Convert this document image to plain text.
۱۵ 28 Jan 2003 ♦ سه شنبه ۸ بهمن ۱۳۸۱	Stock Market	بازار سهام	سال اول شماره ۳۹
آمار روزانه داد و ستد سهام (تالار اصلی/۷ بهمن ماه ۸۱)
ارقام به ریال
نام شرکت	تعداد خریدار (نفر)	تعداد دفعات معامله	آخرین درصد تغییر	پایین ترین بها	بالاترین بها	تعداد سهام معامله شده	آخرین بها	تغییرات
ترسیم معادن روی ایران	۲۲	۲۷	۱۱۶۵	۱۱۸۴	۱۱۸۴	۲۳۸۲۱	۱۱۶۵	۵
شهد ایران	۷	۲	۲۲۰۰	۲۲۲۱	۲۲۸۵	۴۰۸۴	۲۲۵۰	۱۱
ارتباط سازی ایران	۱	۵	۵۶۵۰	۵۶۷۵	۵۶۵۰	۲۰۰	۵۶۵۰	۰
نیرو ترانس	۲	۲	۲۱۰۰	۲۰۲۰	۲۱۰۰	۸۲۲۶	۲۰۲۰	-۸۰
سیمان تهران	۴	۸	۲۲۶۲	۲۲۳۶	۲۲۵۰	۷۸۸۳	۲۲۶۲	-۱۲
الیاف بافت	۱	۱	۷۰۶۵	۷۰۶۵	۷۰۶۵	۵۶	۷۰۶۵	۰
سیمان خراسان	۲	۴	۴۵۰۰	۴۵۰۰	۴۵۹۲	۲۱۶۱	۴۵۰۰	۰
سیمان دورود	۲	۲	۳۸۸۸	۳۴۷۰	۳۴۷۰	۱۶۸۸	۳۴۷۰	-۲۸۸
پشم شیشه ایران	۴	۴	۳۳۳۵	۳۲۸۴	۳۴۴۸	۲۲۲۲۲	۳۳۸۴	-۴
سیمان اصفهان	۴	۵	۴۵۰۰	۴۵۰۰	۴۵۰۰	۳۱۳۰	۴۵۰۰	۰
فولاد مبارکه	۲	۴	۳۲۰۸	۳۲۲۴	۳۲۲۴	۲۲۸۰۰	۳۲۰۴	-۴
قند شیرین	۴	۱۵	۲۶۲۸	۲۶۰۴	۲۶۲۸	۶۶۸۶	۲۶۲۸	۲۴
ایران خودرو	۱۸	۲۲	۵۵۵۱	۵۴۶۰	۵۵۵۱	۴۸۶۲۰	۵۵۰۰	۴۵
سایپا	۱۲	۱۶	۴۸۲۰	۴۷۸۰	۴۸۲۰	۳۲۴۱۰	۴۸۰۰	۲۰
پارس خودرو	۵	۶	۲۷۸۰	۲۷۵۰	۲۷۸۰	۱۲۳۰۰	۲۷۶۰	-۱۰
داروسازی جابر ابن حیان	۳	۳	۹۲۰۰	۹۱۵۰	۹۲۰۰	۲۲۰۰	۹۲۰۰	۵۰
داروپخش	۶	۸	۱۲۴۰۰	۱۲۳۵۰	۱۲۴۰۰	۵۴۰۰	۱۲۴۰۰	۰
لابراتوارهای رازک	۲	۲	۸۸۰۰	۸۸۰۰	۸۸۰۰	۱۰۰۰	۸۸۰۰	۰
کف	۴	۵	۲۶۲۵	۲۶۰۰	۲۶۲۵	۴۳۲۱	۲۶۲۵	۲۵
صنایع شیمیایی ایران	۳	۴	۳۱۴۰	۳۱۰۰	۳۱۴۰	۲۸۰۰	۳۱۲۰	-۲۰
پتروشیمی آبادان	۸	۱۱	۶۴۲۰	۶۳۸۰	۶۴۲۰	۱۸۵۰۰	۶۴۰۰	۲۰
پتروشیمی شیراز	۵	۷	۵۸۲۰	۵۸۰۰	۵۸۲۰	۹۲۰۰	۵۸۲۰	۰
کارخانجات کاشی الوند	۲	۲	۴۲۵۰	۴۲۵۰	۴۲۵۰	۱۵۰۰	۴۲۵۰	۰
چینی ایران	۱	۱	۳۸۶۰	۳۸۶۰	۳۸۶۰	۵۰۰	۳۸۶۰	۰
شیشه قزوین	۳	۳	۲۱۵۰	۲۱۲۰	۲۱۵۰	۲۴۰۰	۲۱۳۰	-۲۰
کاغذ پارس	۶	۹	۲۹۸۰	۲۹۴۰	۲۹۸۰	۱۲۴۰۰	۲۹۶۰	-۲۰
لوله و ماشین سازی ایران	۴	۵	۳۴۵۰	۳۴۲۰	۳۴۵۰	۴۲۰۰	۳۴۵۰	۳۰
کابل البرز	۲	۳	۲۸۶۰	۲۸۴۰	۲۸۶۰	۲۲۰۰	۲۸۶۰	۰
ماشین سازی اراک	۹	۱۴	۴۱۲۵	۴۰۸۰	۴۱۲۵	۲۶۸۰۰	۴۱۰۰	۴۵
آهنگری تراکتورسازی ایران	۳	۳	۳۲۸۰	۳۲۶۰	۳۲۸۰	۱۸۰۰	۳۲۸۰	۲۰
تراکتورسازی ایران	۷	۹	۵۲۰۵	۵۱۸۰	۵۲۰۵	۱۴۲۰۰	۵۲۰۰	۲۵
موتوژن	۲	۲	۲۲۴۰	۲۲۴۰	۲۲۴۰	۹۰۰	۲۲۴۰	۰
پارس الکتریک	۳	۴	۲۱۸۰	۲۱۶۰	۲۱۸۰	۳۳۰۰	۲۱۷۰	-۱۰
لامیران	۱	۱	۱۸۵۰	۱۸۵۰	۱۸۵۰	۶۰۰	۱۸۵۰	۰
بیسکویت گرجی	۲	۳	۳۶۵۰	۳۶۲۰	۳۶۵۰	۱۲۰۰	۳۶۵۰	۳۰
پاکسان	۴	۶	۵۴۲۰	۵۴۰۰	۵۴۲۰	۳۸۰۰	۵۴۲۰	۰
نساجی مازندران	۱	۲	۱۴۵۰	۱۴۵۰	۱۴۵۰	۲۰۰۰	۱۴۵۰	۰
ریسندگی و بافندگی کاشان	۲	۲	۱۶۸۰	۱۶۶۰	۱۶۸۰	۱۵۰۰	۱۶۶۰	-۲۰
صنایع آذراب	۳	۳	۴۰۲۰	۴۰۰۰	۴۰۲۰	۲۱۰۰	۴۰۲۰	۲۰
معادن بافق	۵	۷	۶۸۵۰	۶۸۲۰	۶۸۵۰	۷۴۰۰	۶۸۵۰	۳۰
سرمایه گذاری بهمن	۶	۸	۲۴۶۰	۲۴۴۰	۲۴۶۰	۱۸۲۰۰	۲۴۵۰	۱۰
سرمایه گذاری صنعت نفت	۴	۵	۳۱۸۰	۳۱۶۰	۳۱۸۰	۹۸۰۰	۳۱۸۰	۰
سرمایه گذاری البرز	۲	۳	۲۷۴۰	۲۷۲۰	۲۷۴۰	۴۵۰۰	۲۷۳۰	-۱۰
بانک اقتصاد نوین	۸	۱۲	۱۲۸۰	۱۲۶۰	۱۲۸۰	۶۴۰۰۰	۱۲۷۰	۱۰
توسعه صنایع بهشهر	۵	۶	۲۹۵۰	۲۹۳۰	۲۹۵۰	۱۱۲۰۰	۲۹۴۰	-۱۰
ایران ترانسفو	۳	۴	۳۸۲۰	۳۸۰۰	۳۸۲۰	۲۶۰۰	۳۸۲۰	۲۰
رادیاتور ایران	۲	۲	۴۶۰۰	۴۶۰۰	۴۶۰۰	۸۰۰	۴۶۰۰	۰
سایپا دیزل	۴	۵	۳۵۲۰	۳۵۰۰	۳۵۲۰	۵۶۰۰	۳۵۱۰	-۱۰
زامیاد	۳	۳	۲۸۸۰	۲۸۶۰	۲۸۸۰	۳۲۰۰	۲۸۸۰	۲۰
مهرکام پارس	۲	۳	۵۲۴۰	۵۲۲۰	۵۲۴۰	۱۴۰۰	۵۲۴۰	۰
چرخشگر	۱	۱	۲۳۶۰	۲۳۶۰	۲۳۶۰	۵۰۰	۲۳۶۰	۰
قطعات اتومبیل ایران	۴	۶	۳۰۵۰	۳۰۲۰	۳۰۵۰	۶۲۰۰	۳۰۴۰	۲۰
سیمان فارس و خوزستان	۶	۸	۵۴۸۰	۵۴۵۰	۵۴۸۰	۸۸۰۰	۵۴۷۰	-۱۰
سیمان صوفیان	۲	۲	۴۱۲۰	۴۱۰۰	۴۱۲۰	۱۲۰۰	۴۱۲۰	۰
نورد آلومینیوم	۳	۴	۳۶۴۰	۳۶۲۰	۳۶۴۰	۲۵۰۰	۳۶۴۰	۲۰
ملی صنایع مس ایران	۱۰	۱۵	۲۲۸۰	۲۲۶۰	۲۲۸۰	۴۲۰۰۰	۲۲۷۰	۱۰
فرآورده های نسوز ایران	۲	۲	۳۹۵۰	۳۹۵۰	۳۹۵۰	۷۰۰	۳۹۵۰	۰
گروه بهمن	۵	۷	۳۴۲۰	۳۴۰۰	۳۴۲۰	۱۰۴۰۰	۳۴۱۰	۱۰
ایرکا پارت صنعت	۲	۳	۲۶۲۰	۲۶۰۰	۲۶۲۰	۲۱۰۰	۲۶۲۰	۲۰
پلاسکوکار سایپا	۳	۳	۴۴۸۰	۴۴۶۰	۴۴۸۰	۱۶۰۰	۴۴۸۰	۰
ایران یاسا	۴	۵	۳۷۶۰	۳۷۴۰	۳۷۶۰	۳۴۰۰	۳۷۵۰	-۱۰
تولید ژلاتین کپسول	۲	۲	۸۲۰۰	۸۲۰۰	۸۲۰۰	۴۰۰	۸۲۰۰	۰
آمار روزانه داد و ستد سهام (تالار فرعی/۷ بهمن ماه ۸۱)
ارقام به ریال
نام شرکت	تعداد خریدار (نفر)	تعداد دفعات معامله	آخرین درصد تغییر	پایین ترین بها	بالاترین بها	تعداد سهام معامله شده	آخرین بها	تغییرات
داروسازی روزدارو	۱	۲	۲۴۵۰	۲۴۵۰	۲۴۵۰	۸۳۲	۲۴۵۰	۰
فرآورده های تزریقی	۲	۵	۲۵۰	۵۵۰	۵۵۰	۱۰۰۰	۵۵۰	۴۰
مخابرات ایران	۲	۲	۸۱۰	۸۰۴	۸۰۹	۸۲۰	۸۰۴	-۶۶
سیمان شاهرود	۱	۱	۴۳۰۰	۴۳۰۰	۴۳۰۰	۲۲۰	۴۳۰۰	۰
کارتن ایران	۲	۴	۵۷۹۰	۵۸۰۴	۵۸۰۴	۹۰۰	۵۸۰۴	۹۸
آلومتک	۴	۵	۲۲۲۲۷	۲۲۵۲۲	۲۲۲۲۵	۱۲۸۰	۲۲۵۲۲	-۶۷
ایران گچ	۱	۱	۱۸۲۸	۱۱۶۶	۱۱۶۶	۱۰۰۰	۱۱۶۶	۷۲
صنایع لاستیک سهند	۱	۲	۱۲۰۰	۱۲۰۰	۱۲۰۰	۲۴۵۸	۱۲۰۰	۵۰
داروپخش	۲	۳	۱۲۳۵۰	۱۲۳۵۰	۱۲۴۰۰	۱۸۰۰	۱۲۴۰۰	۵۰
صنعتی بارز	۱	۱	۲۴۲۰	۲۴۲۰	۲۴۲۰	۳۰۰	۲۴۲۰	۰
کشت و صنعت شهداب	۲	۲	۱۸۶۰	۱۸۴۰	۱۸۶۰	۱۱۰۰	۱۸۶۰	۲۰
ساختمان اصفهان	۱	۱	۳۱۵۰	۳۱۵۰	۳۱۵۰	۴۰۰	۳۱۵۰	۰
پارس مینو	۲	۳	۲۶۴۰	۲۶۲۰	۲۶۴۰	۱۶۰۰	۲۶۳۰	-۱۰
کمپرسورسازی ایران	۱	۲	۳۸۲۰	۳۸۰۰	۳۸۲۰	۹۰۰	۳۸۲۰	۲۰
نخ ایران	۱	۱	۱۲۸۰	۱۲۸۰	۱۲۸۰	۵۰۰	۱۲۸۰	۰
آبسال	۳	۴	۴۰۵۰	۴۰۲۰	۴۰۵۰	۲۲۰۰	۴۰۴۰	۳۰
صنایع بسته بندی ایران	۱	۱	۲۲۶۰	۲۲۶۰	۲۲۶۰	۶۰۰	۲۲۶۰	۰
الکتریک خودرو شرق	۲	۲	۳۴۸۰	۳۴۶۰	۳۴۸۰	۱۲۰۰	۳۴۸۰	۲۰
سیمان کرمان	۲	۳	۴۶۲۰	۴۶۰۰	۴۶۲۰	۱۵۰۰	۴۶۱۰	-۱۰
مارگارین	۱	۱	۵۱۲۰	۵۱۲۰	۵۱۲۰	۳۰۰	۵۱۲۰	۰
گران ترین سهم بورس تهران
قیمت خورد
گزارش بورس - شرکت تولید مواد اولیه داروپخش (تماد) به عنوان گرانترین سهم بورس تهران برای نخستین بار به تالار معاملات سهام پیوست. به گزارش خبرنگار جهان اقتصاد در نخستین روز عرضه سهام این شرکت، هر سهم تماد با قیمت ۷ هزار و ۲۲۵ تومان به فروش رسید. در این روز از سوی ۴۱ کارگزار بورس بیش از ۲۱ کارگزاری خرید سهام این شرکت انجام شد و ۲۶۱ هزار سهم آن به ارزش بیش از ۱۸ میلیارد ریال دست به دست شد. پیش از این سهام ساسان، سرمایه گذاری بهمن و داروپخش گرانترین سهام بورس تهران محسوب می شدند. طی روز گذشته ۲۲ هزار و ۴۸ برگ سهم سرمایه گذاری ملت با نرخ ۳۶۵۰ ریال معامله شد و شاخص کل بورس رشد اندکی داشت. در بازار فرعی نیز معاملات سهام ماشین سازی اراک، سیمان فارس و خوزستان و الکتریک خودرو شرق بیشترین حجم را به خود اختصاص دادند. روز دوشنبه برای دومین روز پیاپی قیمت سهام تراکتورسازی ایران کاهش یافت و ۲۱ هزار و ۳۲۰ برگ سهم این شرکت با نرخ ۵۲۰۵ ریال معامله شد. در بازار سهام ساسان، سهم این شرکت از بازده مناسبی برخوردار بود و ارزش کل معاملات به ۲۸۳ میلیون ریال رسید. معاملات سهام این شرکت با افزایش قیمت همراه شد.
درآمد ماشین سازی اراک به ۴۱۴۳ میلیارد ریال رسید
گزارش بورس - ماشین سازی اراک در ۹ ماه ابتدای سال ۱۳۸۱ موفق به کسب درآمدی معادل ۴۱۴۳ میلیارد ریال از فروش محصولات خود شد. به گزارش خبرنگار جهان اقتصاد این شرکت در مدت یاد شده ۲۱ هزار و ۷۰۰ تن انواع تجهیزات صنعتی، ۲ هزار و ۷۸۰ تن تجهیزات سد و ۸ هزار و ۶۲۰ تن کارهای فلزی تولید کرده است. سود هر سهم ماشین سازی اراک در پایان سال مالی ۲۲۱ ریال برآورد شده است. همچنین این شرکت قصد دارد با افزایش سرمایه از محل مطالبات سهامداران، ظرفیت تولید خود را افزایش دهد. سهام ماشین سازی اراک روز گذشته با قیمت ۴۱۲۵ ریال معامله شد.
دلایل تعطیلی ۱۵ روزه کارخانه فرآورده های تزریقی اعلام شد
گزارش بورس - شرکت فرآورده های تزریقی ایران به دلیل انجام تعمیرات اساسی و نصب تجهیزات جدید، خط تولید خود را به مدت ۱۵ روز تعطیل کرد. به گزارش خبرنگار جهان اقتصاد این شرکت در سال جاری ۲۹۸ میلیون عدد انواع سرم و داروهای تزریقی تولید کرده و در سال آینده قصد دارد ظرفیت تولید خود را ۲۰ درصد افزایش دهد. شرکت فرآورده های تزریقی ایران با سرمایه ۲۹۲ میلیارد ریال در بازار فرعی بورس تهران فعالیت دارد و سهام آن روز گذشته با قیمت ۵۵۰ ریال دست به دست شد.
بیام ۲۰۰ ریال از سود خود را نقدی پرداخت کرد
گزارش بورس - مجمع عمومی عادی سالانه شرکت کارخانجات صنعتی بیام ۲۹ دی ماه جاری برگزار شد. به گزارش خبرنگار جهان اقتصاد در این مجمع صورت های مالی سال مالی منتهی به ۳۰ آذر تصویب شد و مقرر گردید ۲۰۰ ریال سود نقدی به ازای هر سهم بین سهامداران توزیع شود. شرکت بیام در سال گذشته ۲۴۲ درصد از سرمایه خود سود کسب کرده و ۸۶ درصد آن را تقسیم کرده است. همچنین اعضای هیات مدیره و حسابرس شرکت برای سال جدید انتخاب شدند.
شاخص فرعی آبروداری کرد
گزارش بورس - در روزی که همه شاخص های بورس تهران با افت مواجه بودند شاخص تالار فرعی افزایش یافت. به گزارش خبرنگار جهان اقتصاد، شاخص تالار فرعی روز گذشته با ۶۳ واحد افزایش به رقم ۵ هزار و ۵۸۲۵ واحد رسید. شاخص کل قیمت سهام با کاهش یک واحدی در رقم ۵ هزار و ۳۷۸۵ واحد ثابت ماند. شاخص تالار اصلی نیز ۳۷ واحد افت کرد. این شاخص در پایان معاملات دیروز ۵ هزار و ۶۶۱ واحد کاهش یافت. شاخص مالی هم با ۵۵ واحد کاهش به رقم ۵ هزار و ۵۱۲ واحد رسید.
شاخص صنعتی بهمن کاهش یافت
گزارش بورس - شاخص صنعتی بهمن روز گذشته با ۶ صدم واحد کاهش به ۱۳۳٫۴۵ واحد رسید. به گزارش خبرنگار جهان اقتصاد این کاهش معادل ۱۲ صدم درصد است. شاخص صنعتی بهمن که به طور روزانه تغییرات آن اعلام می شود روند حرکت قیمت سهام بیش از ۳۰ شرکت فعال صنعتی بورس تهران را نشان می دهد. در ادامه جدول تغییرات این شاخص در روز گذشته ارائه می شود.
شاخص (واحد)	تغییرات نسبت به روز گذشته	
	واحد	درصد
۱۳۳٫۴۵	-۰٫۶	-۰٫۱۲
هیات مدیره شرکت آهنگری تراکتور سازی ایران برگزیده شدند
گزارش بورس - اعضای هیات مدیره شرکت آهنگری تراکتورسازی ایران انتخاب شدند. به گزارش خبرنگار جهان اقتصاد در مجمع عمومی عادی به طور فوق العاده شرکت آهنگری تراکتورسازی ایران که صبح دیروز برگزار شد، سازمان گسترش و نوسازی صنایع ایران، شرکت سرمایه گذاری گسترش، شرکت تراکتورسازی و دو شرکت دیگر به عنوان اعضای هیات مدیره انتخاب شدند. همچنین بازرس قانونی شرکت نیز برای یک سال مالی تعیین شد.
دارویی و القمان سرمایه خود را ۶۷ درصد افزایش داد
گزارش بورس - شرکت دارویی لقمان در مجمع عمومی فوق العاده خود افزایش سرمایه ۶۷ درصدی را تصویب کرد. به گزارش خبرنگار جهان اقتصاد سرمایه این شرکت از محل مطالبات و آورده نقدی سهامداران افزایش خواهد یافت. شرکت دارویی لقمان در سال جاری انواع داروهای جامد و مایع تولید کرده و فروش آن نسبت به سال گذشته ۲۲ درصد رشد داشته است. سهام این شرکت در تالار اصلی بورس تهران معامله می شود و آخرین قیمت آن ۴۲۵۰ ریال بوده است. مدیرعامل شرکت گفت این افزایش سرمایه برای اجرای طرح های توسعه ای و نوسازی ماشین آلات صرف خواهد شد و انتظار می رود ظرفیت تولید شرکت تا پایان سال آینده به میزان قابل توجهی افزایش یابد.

=====

**Directions**
Copy each line holding the word "معادن" from the listing above.

**Written solution**
ترسیم معادن روی ایران	۲۲	۲۷	۱۱۶۵	۱۱۸۴	۱۱۸۴	۲۳۸۲۱	۱۱۶۵	۵
معادن بافق	۵	۷	۶۸۵۰	۶۸۲۰	۶۸۵۰	۷۴۰۰	۶۸۵۰	۳۰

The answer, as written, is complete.